Records from a data collection
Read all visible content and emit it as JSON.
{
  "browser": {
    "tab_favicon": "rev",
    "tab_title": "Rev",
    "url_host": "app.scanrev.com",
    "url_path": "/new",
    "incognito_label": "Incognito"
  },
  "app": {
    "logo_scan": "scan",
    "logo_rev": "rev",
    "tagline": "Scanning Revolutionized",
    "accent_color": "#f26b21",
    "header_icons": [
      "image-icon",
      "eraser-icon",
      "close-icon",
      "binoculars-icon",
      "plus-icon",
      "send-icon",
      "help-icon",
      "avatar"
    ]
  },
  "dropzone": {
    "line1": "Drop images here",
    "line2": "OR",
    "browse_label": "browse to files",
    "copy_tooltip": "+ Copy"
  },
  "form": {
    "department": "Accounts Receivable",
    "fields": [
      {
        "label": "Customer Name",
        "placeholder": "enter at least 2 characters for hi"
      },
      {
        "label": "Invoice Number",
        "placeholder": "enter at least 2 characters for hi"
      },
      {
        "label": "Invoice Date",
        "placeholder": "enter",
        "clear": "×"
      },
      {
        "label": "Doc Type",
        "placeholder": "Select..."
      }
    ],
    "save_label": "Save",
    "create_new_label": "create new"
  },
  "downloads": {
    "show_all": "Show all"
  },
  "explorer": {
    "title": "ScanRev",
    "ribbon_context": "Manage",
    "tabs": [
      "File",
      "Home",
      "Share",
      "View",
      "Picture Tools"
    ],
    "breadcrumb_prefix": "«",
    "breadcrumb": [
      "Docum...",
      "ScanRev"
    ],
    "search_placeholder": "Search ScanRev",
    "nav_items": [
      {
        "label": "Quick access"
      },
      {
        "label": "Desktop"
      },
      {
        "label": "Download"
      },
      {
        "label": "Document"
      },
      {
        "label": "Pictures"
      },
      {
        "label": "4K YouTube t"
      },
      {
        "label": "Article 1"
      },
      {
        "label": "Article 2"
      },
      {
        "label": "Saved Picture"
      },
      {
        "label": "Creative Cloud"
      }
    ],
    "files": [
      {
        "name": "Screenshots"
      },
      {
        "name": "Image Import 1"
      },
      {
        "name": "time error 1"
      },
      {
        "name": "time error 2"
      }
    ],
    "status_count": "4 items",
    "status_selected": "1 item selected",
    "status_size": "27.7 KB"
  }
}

> **Task instructions**
Looking at the data above, how many lines hold the word "Invoice"? Respond with the number alone.

> **Result of the task**
2